STATED GOAL ▸
Give the entries back exactly, dropping each image.

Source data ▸
◆ ◆ ◆ ◆
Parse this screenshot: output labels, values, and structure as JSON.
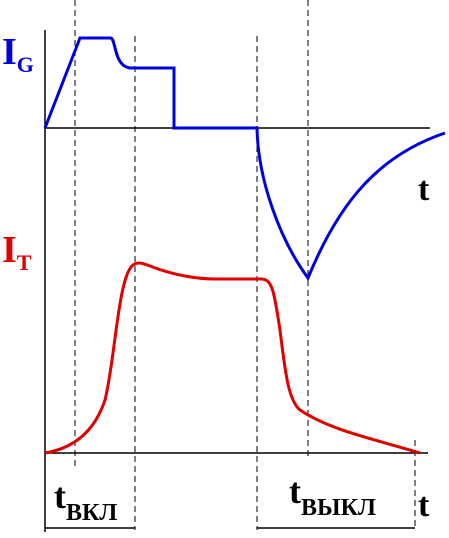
{
  "labels": {
    "gate_current": {
      "main": "I",
      "sub": "G"
    },
    "thyristor_current": {
      "main": "I",
      "sub": "T"
    },
    "time_upper": "t",
    "time_lower": "t",
    "turn_on": {
      "main": "t",
      "sub": "ВКЛ"
    },
    "turn_off": {
      "main": "t",
      "sub": "ВЫКЛ"
    }
  }
}
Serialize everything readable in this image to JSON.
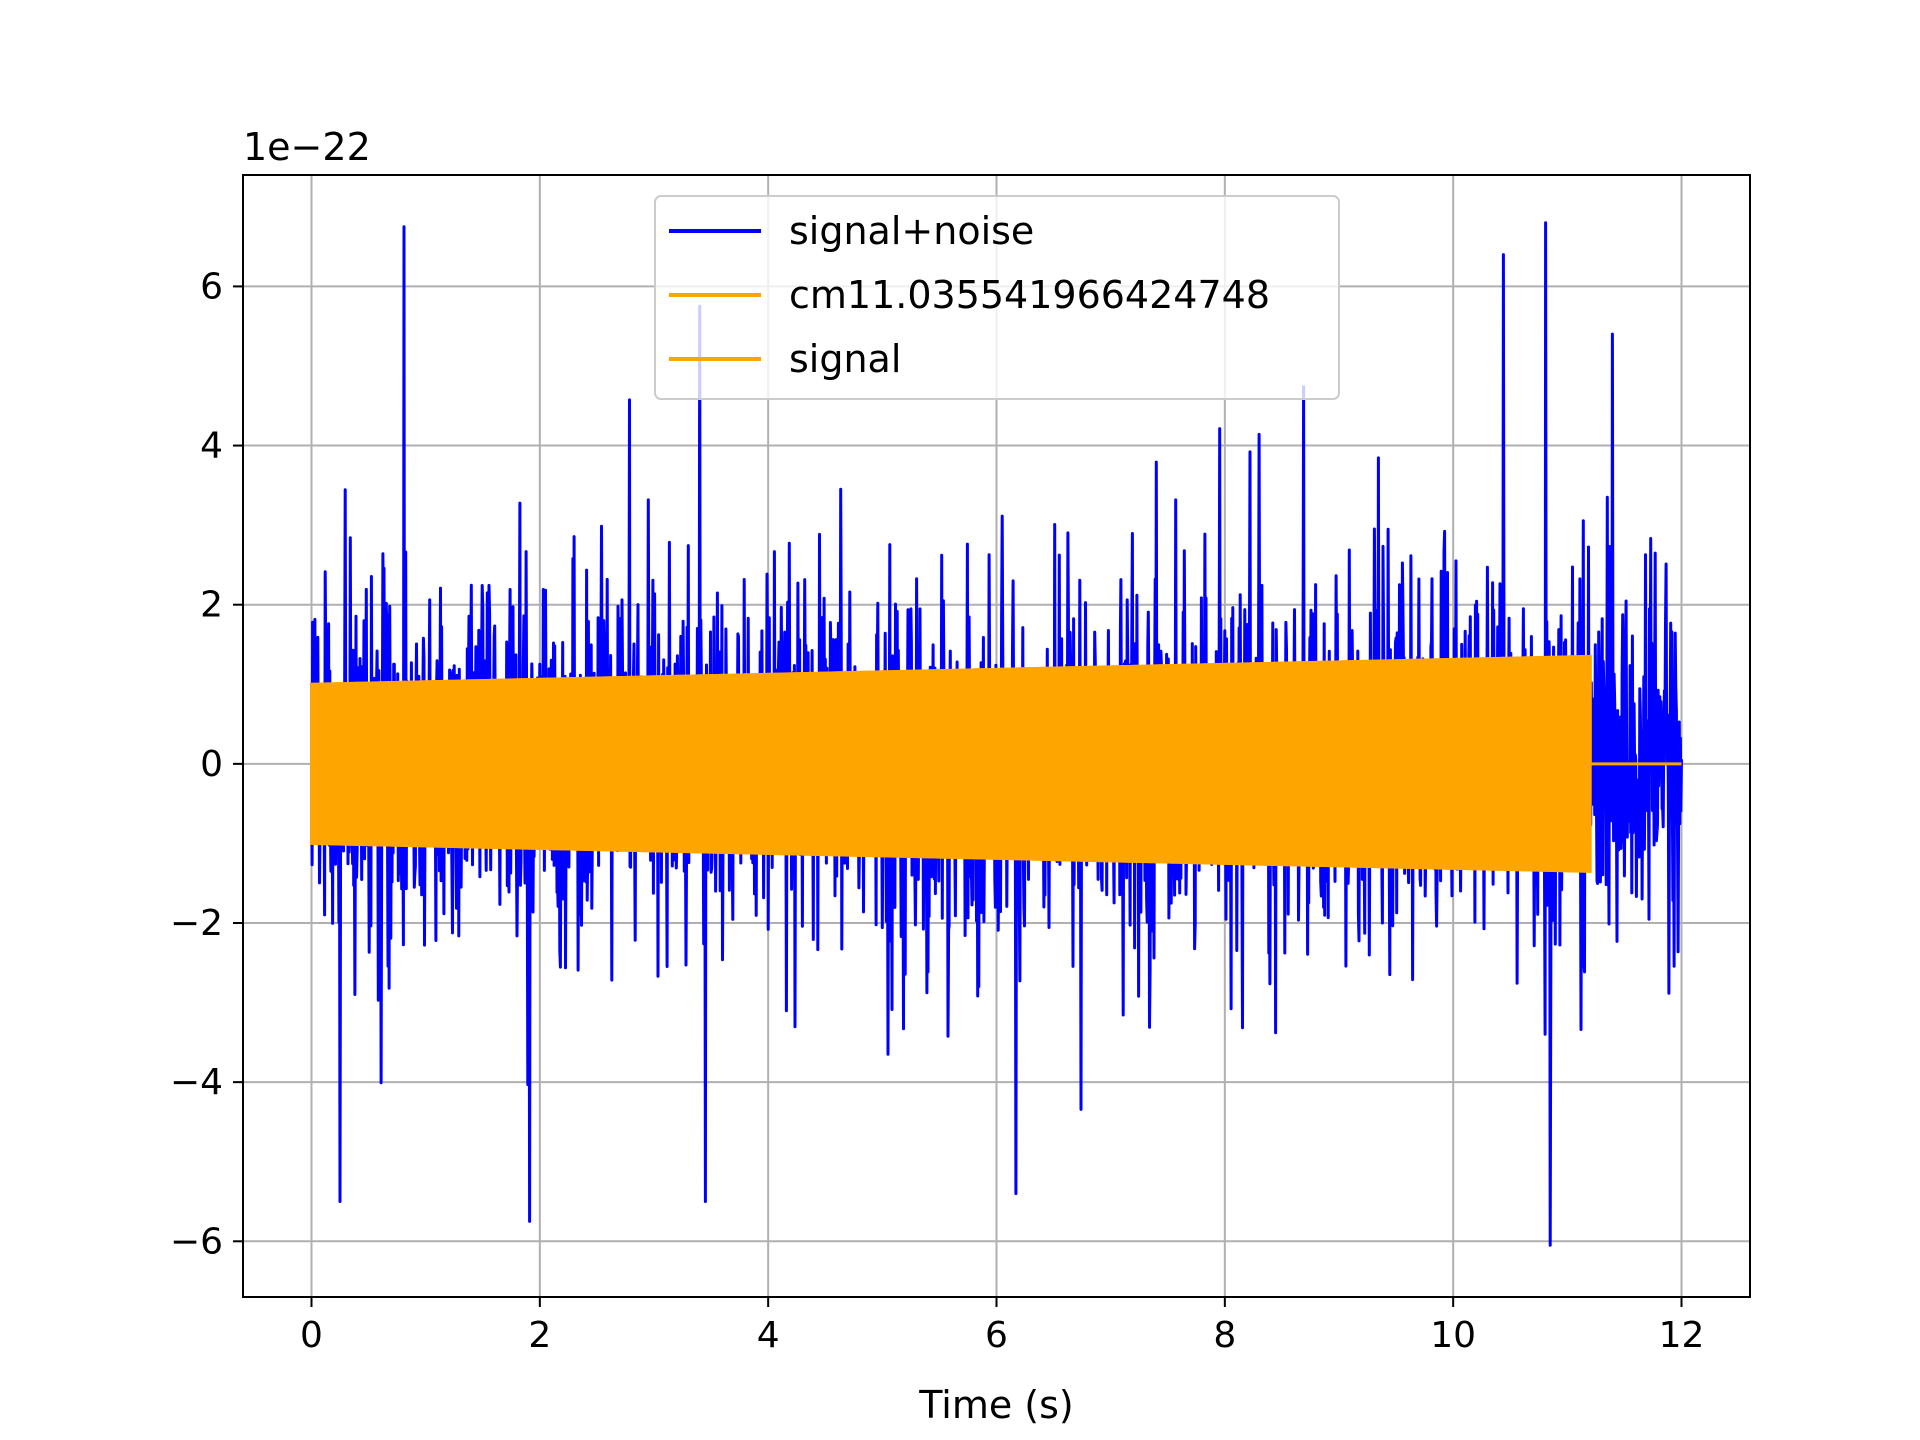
{
  "chart_data": {
    "type": "line",
    "title": "",
    "xlabel": "Time (s)",
    "ylabel": "",
    "y_offset_label": "1e−22",
    "y_scale_factor": 1e-22,
    "xlim": [
      -0.6,
      12.6
    ],
    "ylim": [
      -6.7,
      7.4
    ],
    "xticks": [
      0,
      2,
      4,
      6,
      8,
      10,
      12
    ],
    "yticks": [
      -6,
      -4,
      -2,
      0,
      2,
      4,
      6
    ],
    "ytick_labels": [
      "−6",
      "−4",
      "−2",
      "0",
      "2",
      "4",
      "6"
    ],
    "grid": true,
    "legend_position": "upper-center",
    "series": [
      {
        "name": "signal+noise",
        "color": "#0000ff",
        "t_range": [
          0,
          12
        ],
        "description_values": {
          "typical_band": [
            -2.2,
            2.2
          ],
          "peaks": [
            {
              "x": 0.81,
              "y": 6.75
            },
            {
              "x": 10.81,
              "y": 6.8
            },
            {
              "x": 10.44,
              "y": 6.4
            },
            {
              "x": 3.4,
              "y": 5.75
            },
            {
              "x": 1.91,
              "y": -5.75
            },
            {
              "x": 10.85,
              "y": -6.05
            },
            {
              "x": 0.25,
              "y": -5.5
            },
            {
              "x": 3.45,
              "y": -5.5
            }
          ]
        }
      },
      {
        "name": "cm11.035541966424748",
        "color": "#ffa500",
        "t_range": [
          0,
          11.2
        ],
        "amplitude_start": 1.0,
        "amplitude_end": 1.35
      },
      {
        "name": "signal",
        "color": "#ffa500",
        "t_range": [
          0,
          12
        ],
        "active_until": 11.2,
        "amplitude_start": 1.0,
        "amplitude_end": 1.35
      }
    ]
  }
}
◆ ◆ ◆ ◆
RESULT ▸
Parse this screenshot: output labels, values, and structure as JSON.
{
  "labels": {
    "gate_current": {
      "main": "I",
      "sub": "G"
    },
    "thyristor_current": {
      "main": "I",
      "sub": "T"
    },
    "time_upper": "t",
    "time_lower": "t",
    "turn_on": {
      "main": "t",
      "sub": "ВКЛ"
    },
    "turn_off": {
      "main": "t",
      "sub": "ВЫКЛ"
    }
  }
}
Serialize everything readable in this image to JSON.
{
  "chart_data": {
    "type": "line",
    "title": "",
    "xlabel": "Time (s)",
    "ylabel": "",
    "y_offset_label": "1e−22",
    "y_scale_factor": 1e-22,
    "xlim": [
      -0.6,
      12.6
    ],
    "ylim": [
      -6.7,
      7.4
    ],
    "xticks": [
      0,
      2,
      4,
      6,
      8,
      10,
      12
    ],
    "yticks": [
      -6,
      -4,
      -2,
      0,
      2,
      4,
      6
    ],
    "ytick_labels": [
      "−6",
      "−4",
      "−2",
      "0",
      "2",
      "4",
      "6"
    ],
    "grid": true,
    "legend_position": "upper-center",
    "series": [
      {
        "name": "signal+noise",
        "color": "#0000ff",
        "t_range": [
          0,
          12
        ],
        "description_values": {
          "typical_band": [
            -2.2,
            2.2
          ],
          "peaks": [
            {
              "x": 0.81,
              "y": 6.75
            },
            {
              "x": 10.81,
              "y": 6.8
            },
            {
              "x": 10.44,
              "y": 6.4
            },
            {
              "x": 3.4,
              "y": 5.75
            },
            {
              "x": 1.91,
              "y": -5.75
            },
            {
              "x": 10.85,
              "y": -6.05
            },
            {
              "x": 0.25,
              "y": -5.5
            },
            {
              "x": 3.45,
              "y": -5.5
            }
          ]
        }
      },
      {
        "name": "cm11.035541966424748",
        "color": "#ffa500",
        "t_range": [
          0,
          11.2
        ],
        "amplitude_start": 1.0,
        "amplitude_end": 1.35
      },
      {
        "name": "signal",
        "color": "#ffa500",
        "t_range": [
          0,
          12
        ],
        "active_until": 11.2,
        "amplitude_start": 1.0,
        "amplitude_end": 1.35
      }
    ]
  }
}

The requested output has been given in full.